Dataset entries
— START —

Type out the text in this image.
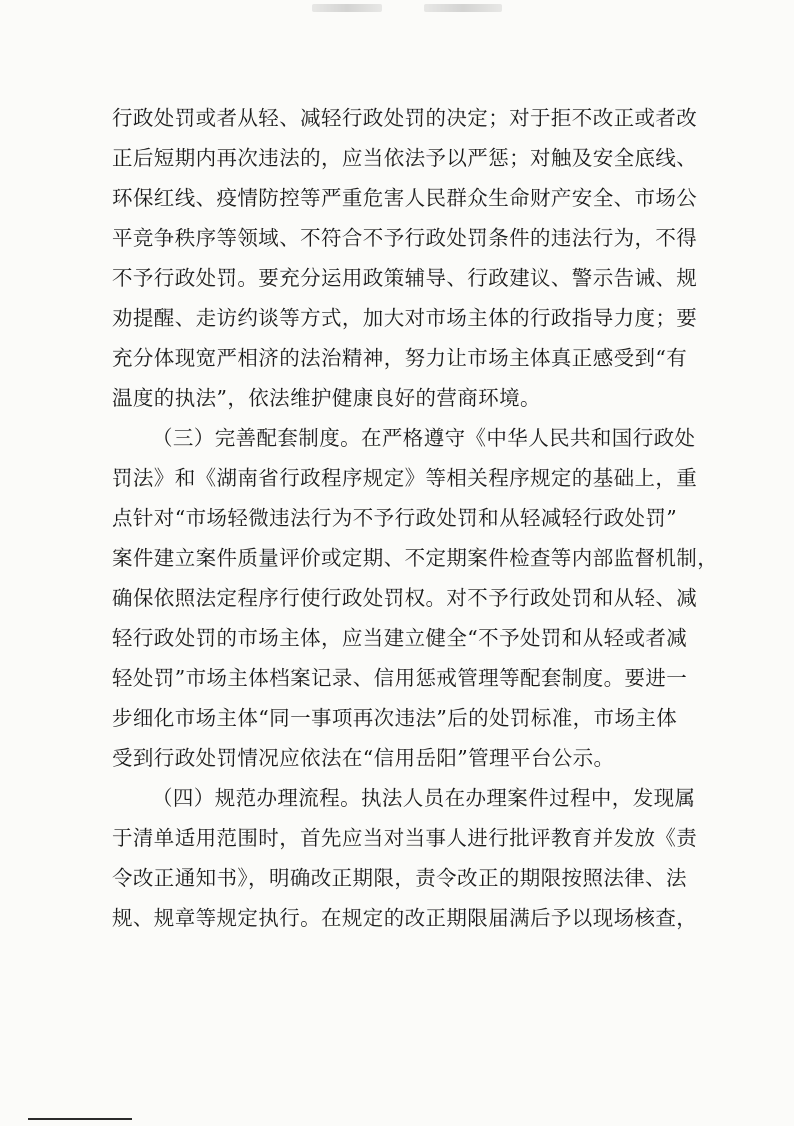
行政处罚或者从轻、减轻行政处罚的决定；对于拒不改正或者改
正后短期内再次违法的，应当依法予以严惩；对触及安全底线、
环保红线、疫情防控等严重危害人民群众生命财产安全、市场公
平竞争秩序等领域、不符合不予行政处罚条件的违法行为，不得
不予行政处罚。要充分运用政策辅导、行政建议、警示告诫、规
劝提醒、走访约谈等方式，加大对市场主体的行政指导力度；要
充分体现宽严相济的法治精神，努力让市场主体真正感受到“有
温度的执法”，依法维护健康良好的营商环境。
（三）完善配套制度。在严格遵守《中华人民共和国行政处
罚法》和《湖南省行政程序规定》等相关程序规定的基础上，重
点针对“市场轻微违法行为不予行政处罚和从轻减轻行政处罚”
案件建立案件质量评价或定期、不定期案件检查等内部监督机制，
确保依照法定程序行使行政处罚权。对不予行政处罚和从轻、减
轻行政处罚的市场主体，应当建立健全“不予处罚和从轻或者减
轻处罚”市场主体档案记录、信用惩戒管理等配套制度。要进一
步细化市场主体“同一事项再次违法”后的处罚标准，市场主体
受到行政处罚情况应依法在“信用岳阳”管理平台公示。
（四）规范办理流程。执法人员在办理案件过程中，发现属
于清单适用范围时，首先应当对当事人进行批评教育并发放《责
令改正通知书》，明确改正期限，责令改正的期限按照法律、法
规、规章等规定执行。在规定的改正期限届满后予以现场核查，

— END —
— START —

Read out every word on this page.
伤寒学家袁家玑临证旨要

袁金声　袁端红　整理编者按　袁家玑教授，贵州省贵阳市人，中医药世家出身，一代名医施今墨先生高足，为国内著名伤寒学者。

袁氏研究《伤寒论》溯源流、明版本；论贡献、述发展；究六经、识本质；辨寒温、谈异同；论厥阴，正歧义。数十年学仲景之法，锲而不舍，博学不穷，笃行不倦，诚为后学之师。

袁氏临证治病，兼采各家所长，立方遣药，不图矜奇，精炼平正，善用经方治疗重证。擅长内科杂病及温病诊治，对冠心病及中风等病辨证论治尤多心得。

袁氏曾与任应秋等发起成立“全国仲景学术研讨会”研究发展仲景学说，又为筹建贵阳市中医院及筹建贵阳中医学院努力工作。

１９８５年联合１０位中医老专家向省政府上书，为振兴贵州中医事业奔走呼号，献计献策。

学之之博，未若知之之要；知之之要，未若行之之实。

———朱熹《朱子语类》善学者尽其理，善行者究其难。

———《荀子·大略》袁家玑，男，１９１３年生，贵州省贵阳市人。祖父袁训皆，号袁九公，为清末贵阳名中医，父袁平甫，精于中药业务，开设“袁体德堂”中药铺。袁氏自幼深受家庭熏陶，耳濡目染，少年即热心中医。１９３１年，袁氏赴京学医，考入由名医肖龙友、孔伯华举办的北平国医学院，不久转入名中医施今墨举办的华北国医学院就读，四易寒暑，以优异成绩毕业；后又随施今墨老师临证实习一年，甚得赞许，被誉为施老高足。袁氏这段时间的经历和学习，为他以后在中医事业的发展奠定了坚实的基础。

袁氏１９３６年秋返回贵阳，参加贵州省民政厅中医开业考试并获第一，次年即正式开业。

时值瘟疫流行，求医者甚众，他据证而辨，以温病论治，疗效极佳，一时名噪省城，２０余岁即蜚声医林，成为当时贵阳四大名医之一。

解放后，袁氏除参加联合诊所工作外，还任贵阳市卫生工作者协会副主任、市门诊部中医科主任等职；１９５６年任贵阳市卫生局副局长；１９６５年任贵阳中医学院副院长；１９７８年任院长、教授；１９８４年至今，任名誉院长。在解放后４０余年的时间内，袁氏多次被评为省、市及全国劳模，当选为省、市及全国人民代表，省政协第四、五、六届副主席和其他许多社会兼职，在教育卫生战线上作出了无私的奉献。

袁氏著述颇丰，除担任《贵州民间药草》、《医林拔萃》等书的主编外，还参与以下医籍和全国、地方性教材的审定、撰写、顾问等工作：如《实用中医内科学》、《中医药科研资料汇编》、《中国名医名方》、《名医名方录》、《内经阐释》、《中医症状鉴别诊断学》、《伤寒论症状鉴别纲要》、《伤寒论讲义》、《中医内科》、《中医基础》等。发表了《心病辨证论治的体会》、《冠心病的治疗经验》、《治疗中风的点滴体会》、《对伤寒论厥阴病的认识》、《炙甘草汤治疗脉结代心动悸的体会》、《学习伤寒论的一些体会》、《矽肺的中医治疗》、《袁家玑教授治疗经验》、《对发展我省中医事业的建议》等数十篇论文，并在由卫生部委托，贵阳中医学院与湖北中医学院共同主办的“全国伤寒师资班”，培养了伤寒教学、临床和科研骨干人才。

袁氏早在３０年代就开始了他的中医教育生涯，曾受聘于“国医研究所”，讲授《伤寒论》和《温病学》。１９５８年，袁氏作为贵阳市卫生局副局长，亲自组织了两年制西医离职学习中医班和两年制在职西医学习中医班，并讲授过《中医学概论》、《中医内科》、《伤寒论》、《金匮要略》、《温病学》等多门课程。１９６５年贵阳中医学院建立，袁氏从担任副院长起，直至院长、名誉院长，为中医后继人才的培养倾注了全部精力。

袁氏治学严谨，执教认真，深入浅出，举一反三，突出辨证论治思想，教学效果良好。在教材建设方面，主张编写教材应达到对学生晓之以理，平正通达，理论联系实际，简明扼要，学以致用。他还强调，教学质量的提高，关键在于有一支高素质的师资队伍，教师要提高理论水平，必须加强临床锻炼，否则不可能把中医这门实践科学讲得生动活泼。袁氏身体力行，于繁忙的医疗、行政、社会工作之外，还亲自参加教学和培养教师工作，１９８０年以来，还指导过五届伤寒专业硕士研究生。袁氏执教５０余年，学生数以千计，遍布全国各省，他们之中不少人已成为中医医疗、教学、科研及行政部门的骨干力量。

— END —

» **Task objective**: Find every line that holds "this" and copy it.

» **Expected answer**:
Type out the text in this image.
Read out every word on this page.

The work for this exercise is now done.